Problem details:
Pick out every line that holds the string "subtitle" and copy it.

Information provided:
***

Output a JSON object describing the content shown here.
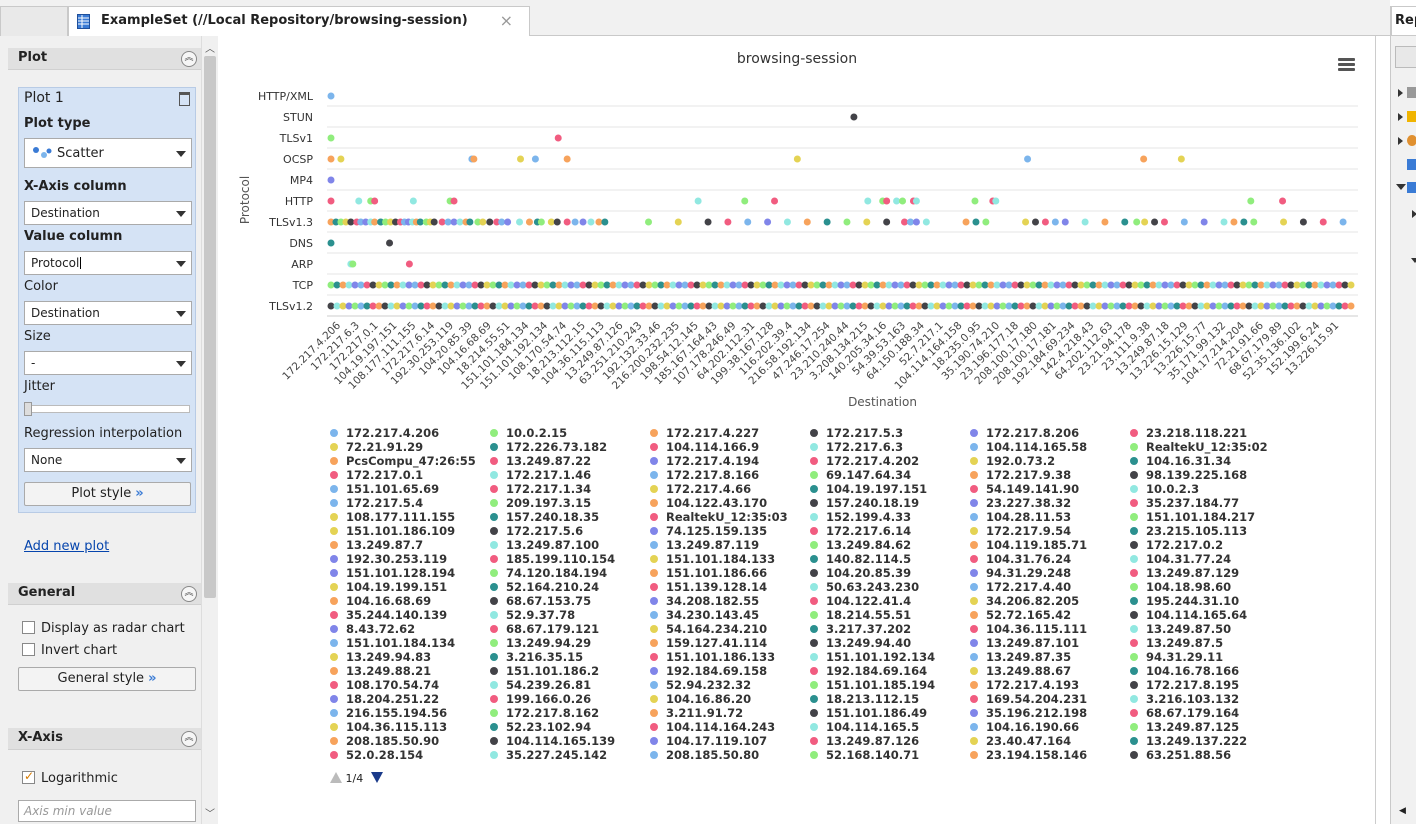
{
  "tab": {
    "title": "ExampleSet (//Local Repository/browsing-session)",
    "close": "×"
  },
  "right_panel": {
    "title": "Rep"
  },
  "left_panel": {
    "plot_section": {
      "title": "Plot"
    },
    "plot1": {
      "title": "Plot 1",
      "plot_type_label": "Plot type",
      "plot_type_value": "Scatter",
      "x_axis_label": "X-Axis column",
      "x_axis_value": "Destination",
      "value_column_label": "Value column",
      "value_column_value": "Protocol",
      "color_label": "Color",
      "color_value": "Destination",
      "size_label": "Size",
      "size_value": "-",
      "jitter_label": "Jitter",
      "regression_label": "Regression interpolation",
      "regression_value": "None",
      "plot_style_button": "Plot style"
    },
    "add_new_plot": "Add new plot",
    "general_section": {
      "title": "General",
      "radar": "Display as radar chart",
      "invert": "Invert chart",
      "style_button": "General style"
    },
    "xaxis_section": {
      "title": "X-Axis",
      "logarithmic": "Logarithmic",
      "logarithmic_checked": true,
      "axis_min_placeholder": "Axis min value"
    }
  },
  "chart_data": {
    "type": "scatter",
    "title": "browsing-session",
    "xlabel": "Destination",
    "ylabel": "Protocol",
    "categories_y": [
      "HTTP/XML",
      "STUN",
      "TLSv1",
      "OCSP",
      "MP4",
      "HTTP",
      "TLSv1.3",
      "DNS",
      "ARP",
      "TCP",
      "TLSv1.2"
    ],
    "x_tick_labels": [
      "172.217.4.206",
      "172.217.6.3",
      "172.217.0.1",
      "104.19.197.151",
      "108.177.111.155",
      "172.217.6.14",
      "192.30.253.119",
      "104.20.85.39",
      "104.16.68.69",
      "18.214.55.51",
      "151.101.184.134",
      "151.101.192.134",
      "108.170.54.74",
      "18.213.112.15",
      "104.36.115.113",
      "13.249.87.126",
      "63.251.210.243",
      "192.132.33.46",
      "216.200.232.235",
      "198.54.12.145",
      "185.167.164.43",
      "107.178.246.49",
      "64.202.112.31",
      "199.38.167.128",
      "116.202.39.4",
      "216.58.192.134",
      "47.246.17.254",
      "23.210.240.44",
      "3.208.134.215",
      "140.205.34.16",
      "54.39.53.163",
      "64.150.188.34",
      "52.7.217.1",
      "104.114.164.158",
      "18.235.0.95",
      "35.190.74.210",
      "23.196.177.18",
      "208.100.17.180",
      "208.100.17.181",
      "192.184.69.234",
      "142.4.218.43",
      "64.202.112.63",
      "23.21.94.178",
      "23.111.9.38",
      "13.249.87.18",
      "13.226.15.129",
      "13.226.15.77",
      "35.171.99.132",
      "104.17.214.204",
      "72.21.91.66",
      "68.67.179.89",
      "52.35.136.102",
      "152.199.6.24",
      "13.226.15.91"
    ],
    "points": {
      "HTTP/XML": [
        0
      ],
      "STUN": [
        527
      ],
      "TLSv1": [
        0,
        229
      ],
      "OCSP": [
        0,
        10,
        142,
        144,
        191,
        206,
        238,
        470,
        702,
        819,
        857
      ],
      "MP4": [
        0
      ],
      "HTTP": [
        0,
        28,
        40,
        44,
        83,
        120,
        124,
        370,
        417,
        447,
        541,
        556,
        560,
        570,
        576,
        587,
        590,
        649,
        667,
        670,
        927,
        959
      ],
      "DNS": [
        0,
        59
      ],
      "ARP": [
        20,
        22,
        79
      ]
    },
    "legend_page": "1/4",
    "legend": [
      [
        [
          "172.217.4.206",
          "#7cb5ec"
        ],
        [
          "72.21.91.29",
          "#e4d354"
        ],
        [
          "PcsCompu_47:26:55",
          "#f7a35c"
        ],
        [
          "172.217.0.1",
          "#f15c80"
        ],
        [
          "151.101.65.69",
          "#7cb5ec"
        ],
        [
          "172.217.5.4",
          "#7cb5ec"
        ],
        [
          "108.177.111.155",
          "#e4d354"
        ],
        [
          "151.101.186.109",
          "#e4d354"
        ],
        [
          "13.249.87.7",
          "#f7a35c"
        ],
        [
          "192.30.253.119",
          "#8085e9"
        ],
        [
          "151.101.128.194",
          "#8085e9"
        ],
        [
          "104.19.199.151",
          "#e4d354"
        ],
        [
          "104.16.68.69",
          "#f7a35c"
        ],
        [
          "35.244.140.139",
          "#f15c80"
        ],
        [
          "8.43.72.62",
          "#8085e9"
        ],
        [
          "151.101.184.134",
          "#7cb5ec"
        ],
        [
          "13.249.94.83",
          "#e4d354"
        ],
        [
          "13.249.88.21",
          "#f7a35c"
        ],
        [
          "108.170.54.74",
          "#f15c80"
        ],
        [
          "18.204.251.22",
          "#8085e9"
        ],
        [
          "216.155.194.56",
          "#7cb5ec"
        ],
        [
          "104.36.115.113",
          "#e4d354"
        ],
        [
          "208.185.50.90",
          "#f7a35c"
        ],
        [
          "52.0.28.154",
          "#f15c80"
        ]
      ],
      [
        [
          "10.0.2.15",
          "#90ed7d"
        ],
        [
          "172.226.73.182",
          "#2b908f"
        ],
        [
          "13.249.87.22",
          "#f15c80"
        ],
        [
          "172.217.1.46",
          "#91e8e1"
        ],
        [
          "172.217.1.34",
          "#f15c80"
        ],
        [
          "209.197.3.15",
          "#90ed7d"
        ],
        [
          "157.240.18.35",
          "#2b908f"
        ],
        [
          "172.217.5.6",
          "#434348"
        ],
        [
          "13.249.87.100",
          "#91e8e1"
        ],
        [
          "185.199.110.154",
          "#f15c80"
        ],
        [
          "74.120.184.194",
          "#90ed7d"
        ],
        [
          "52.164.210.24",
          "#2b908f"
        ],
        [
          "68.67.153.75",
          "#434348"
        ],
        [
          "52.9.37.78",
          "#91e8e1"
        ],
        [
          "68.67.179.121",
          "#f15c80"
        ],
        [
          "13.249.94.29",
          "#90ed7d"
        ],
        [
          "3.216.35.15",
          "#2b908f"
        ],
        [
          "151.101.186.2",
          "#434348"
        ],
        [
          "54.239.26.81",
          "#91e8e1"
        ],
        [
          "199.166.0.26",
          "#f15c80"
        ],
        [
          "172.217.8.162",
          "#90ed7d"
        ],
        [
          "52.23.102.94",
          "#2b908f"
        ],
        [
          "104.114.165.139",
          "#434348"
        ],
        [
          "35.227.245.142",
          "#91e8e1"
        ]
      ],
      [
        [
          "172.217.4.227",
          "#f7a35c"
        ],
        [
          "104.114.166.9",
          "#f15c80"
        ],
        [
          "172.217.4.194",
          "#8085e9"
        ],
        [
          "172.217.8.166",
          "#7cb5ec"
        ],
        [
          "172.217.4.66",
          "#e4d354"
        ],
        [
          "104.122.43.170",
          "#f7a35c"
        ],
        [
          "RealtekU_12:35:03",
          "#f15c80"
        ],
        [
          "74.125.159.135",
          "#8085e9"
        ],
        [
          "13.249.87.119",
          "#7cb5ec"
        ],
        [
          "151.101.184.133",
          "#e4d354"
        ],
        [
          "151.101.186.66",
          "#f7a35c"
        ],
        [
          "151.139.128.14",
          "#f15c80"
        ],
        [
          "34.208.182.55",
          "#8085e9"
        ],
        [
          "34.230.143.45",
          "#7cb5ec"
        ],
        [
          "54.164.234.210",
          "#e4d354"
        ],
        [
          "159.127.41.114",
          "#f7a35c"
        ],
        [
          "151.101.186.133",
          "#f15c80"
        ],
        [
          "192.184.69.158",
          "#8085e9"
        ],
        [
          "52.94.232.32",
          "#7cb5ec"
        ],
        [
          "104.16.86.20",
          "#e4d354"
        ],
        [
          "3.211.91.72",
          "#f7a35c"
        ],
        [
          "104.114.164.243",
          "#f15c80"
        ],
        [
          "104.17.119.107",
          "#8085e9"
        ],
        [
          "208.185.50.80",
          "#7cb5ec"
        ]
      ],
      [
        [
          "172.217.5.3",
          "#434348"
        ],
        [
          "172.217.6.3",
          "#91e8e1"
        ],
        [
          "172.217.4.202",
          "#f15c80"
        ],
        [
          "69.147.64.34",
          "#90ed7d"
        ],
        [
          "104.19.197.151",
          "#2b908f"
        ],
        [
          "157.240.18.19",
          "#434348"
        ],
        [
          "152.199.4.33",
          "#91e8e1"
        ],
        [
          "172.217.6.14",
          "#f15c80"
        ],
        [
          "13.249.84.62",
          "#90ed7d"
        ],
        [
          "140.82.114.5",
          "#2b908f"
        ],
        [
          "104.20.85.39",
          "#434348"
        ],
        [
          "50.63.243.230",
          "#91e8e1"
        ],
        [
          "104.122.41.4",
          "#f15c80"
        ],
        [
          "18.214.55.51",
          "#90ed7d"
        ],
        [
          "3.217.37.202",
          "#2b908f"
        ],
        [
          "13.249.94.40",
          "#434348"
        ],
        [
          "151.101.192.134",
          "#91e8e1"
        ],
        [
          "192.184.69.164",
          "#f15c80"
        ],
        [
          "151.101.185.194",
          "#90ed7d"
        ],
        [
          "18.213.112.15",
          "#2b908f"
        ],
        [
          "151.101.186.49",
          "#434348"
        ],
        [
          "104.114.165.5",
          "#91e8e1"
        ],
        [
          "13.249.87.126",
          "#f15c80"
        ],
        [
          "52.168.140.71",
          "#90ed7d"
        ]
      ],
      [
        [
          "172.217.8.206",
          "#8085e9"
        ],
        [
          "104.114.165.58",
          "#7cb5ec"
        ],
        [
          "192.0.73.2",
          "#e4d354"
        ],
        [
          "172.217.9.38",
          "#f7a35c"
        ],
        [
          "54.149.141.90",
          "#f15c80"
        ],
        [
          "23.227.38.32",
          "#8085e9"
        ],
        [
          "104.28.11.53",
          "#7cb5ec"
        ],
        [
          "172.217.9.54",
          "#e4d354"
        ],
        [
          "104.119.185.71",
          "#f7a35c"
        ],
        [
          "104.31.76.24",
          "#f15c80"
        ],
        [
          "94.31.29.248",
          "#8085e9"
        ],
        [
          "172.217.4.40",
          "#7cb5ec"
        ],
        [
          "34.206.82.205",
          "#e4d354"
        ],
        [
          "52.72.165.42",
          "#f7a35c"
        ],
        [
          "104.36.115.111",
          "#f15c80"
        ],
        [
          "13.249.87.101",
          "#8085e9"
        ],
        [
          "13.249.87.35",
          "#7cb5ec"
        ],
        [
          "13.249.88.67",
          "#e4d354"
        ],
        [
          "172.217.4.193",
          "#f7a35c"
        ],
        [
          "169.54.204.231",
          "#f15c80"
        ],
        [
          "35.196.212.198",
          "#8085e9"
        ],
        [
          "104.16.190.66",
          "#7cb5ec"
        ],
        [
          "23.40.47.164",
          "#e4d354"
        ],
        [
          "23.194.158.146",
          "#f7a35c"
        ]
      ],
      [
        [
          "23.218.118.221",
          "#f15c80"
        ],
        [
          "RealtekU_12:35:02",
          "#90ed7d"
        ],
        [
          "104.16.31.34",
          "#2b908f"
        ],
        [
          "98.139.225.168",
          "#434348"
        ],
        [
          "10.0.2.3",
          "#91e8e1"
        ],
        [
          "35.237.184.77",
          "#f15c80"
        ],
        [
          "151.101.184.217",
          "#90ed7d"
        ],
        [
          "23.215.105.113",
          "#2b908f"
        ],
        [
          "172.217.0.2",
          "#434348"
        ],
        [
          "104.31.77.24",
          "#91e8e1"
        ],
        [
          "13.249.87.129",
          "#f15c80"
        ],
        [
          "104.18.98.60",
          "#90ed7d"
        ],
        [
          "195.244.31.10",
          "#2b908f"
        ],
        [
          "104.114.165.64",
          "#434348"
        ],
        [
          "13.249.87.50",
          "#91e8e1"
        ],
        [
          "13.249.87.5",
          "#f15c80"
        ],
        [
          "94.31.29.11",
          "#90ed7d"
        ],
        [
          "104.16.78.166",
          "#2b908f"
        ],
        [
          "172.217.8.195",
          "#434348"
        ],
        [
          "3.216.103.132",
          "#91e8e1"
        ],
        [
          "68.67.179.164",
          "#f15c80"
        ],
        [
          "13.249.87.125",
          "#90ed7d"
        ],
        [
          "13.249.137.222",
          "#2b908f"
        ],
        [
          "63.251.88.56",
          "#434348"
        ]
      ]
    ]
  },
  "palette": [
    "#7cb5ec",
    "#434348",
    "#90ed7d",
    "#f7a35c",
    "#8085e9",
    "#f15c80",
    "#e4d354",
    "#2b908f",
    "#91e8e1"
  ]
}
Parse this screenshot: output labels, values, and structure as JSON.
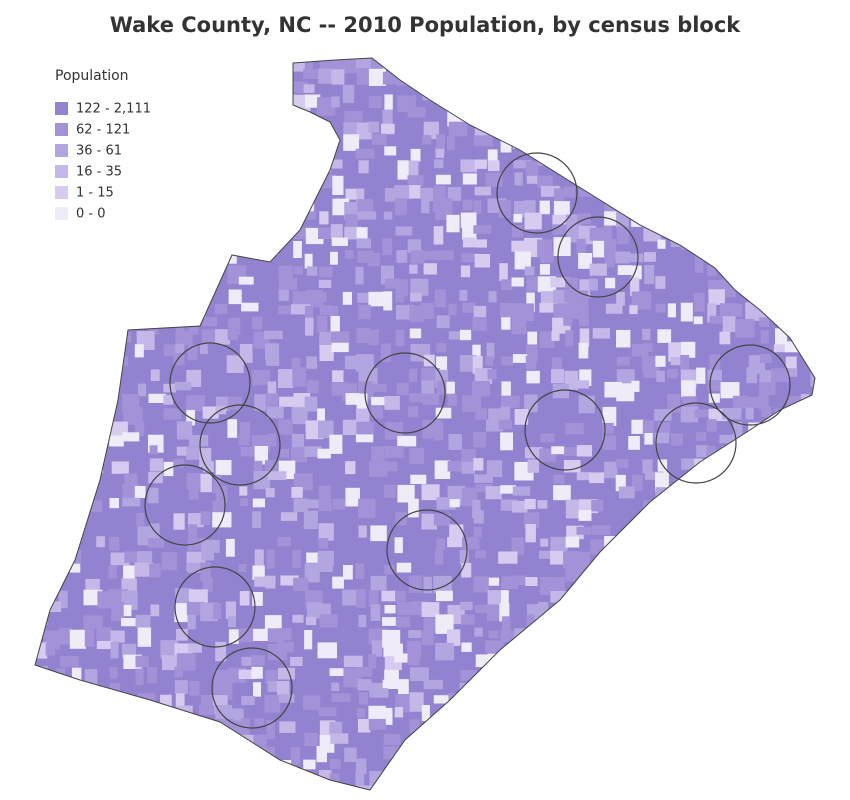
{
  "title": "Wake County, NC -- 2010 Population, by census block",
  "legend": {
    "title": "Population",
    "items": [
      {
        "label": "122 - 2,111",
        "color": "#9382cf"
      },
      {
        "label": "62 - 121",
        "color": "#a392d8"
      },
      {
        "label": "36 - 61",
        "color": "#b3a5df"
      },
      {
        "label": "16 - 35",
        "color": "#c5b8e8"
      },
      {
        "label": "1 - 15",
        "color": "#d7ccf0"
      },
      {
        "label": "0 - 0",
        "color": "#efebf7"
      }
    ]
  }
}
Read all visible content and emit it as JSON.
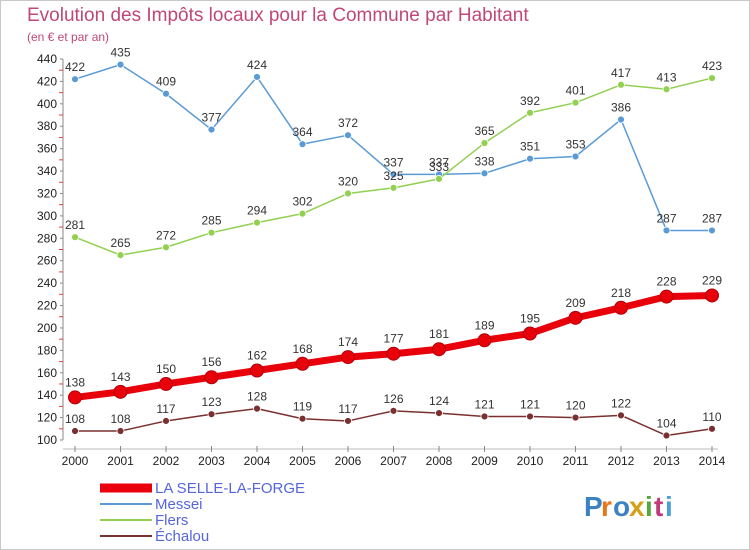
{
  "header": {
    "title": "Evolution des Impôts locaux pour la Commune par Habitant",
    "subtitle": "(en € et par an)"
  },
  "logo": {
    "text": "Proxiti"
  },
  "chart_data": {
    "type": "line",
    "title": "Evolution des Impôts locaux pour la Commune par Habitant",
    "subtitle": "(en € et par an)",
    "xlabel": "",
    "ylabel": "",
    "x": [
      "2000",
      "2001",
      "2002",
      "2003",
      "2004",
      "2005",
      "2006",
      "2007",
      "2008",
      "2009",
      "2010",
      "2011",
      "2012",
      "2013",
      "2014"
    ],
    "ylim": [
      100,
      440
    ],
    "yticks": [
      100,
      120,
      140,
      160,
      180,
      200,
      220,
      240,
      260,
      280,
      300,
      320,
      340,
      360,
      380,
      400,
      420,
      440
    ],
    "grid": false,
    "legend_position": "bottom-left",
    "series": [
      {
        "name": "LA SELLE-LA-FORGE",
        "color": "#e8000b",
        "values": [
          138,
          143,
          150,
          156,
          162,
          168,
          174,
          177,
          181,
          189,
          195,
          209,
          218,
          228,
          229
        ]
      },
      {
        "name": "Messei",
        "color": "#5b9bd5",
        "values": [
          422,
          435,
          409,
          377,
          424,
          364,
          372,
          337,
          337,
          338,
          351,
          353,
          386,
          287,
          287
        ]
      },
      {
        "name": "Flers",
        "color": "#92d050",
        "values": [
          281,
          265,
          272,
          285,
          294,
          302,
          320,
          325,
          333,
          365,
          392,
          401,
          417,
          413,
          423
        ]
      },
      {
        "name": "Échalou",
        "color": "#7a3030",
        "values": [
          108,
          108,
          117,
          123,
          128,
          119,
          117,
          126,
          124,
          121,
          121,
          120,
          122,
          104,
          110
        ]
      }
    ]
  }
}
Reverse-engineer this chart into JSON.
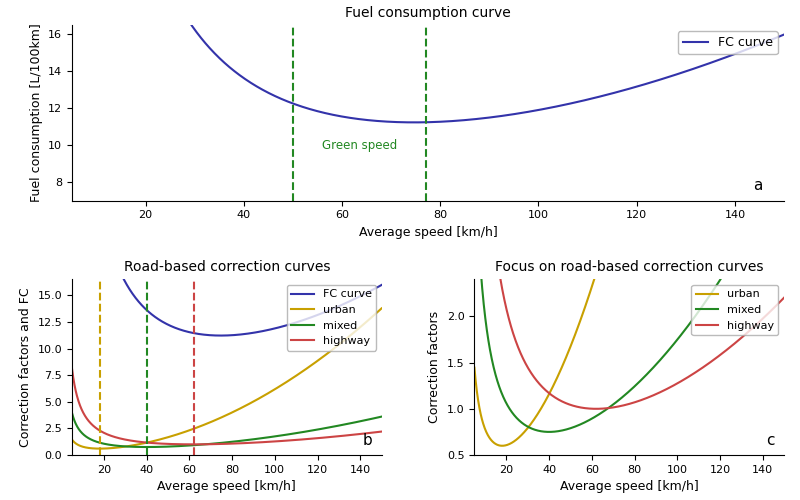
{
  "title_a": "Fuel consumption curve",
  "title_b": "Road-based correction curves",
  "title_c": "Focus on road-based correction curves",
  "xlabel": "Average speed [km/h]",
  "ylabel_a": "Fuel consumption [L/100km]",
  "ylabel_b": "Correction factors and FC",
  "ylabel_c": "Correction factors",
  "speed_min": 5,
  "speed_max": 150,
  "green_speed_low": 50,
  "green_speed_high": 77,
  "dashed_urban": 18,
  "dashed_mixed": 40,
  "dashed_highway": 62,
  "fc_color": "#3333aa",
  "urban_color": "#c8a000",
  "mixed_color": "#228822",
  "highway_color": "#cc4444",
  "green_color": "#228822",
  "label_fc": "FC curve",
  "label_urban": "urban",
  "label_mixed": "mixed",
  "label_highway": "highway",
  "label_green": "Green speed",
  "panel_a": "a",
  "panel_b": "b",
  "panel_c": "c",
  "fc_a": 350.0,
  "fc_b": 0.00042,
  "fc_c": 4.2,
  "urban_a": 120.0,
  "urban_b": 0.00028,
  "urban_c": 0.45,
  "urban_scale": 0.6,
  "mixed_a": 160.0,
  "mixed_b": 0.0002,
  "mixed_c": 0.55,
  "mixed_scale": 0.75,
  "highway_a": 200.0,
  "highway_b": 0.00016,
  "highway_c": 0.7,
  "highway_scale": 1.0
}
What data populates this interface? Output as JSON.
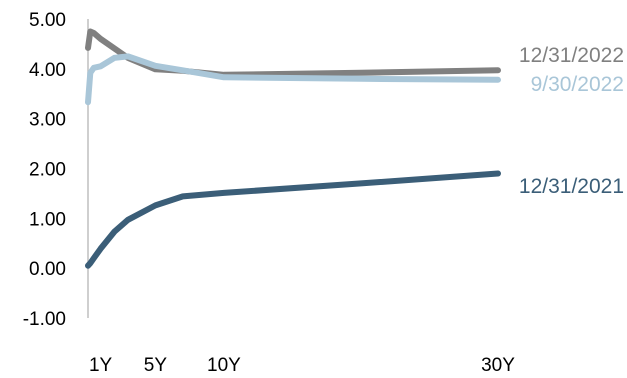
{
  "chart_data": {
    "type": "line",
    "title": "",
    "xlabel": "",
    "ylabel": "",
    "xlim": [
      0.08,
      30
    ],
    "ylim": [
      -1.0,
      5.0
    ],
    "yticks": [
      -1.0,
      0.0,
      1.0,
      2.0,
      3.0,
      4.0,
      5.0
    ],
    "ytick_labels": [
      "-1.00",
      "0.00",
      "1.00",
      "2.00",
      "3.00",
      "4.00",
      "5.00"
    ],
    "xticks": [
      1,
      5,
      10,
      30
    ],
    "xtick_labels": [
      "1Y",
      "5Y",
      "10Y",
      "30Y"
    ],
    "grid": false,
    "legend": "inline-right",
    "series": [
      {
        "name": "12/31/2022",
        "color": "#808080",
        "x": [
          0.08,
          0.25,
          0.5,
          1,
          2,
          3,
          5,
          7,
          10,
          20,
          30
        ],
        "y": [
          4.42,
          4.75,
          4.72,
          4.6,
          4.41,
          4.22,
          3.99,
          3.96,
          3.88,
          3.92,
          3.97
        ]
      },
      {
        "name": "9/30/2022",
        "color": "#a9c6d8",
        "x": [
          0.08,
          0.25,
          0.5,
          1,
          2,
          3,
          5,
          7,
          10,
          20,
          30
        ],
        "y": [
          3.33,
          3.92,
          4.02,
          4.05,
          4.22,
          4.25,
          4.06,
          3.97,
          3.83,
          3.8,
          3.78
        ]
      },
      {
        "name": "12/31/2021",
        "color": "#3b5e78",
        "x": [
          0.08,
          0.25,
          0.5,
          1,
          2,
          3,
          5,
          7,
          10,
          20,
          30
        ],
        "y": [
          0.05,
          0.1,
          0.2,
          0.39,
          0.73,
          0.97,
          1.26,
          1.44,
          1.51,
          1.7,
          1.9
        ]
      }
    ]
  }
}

***

The answer:
    "subtitle": "(en € et par an)"
    "subtitle": "(en € et par an)",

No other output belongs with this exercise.